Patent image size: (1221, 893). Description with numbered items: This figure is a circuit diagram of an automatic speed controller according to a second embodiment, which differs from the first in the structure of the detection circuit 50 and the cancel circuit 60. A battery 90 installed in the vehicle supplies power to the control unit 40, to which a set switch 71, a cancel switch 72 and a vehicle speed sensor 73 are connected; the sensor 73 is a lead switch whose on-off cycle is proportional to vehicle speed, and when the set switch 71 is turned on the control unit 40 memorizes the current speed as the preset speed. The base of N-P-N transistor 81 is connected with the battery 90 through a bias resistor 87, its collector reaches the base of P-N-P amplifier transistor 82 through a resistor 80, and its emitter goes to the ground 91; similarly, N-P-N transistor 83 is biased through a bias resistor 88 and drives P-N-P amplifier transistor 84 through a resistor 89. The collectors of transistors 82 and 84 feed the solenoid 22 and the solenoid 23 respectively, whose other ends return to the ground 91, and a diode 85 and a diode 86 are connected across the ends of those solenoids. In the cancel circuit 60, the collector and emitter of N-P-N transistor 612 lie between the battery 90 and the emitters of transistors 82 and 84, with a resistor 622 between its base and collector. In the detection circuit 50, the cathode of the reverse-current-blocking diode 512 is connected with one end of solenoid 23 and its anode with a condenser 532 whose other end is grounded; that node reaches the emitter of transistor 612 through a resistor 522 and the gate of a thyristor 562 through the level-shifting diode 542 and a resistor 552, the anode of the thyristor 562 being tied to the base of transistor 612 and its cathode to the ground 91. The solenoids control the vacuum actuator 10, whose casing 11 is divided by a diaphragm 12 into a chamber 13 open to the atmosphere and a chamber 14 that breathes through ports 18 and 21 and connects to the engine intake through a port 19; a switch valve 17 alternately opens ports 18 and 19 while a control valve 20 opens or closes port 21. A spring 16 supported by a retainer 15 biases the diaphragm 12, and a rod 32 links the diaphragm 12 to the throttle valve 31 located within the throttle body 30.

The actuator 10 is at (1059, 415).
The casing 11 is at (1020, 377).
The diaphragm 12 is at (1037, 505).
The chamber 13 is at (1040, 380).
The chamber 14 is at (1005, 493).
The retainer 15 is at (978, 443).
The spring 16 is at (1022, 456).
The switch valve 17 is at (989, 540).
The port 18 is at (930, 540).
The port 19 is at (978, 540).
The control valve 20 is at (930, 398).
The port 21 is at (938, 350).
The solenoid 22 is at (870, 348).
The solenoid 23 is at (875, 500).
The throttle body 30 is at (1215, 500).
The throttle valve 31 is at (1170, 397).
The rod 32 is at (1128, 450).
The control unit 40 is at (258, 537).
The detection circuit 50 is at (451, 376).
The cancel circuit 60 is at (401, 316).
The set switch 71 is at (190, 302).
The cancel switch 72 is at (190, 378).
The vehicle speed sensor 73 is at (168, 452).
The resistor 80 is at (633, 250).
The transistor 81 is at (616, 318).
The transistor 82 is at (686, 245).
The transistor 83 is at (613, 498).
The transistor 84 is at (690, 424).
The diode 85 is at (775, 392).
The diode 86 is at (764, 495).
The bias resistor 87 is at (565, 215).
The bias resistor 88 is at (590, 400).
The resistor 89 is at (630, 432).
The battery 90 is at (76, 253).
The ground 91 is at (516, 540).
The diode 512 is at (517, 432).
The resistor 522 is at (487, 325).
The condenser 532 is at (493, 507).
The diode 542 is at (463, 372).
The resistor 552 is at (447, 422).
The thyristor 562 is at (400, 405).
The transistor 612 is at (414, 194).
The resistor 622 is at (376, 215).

^^^^^^^^^^^^^^^^

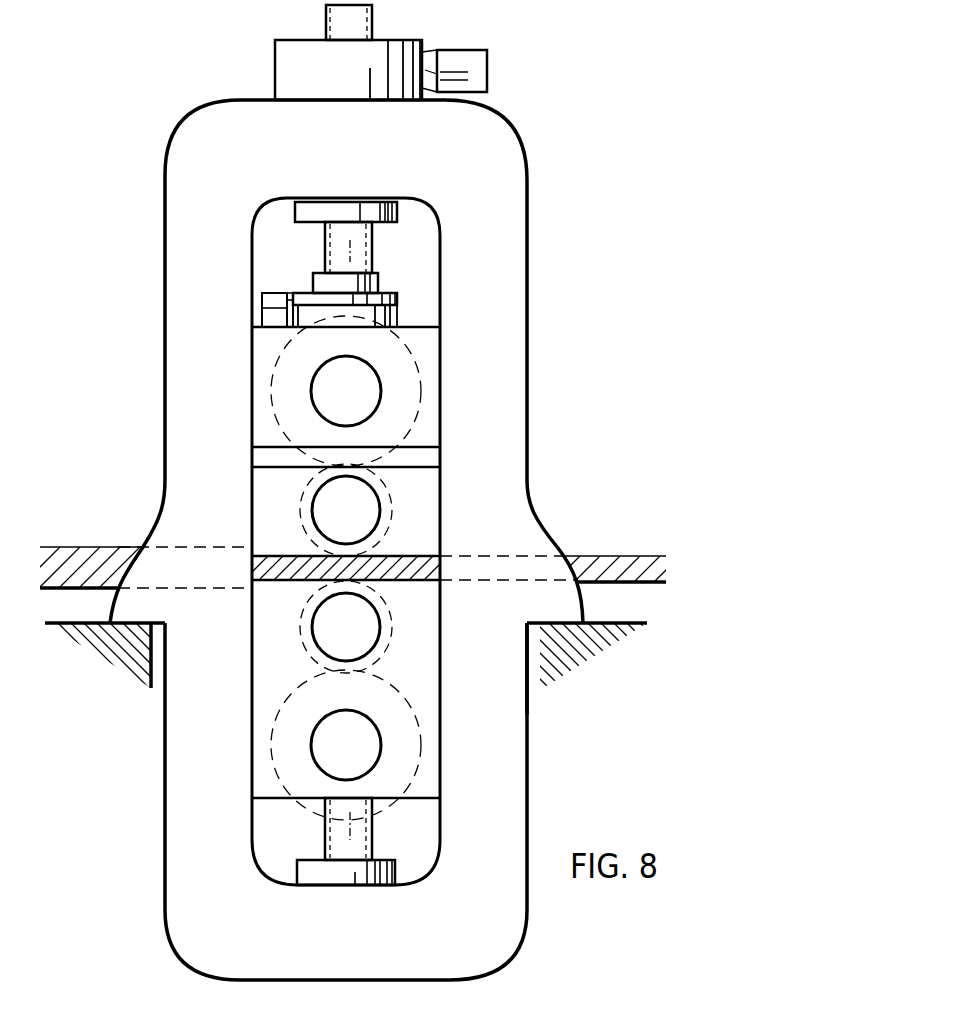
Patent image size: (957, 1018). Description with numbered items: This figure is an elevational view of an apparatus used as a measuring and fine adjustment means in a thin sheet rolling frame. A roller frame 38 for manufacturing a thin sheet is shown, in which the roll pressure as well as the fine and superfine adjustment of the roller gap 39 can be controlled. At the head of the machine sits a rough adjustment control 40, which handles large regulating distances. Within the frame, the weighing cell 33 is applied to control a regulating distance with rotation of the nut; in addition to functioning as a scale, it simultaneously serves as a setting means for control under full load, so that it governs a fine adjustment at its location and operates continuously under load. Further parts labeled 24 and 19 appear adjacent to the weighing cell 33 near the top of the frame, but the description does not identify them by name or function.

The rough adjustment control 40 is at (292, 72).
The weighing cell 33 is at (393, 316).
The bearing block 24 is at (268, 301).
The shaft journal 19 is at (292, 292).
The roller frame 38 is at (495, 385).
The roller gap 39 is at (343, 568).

^^^^^^^^^^^^^^^^

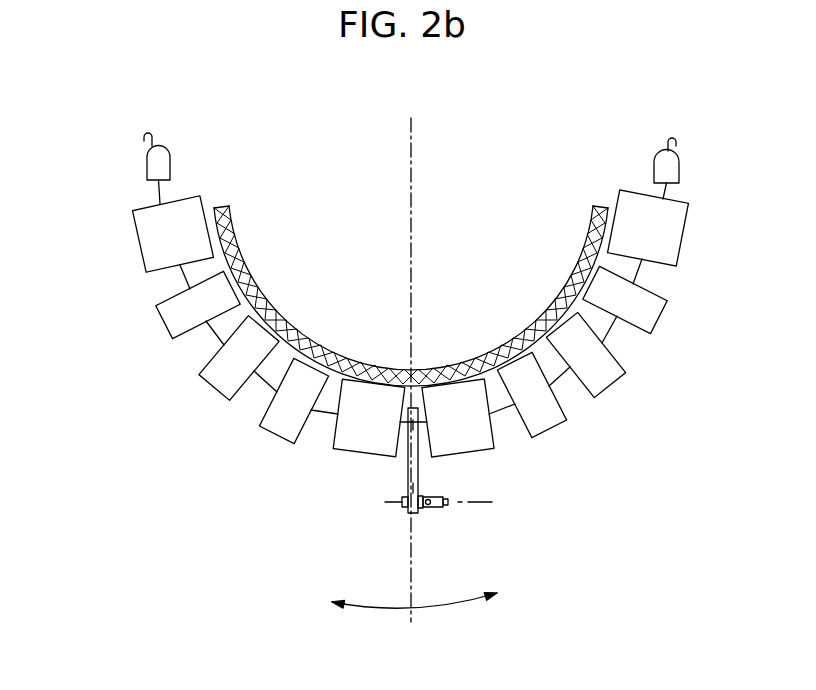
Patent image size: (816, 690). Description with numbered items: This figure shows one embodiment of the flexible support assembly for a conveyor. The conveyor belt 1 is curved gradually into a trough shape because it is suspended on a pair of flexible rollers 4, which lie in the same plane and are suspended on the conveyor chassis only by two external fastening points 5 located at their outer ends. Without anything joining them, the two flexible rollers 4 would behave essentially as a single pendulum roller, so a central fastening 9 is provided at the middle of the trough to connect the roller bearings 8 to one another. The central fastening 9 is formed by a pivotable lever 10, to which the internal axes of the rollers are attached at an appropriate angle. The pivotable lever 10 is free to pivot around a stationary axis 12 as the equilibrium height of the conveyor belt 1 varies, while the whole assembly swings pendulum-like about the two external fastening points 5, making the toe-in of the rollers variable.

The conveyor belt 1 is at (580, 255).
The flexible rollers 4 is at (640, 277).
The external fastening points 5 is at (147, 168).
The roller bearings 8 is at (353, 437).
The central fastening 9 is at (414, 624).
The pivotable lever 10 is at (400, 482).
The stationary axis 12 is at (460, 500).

^^^^^^^^^^^^^^^^

__GOAL__. Starting at the line in the material above that contains "Patent image size: (957, 1018)." and ending at the line that contains "The roller gap 39 is at (343, 568).", rewrite those lines as a JSON list of strings with one string per line. Omit blank lines.

__OUTPUT__.
[
  "Patent image size: (957, 1018). Description with numbered items: This figure is an elevational view of an apparatus used as a measuring and fine adjustment means in a thin sheet rolling frame. A roller frame 38 for manufacturing a thin sheet is shown, in which the roll pressure as well as the fine and superfine adjustment of the roller gap 39 can be controlled. At the head of the machine sits a rough adjustment control 40, which handles large regulating distances. Within the frame, the weighing cell 33 is applied to control a regulating distance with rotation of the nut; in addition to functioning as a scale, it simultaneously serves as a setting means for control under full load, so that it governs a fine adjustment at its location and operates continuously under load. Further parts labeled 24 and 19 appear adjacent to the weighing cell 33 near the top of the frame, but the description does not identify them by name or function.",
  "The rough adjustment control 40 is at (292, 72).",
  "The weighing cell 33 is at (393, 316).",
  "The bearing block 24 is at (268, 301).",
  "The shaft journal 19 is at (292, 292).",
  "The roller frame 38 is at (495, 385).",
  "The roller gap 39 is at (343, 568)."
]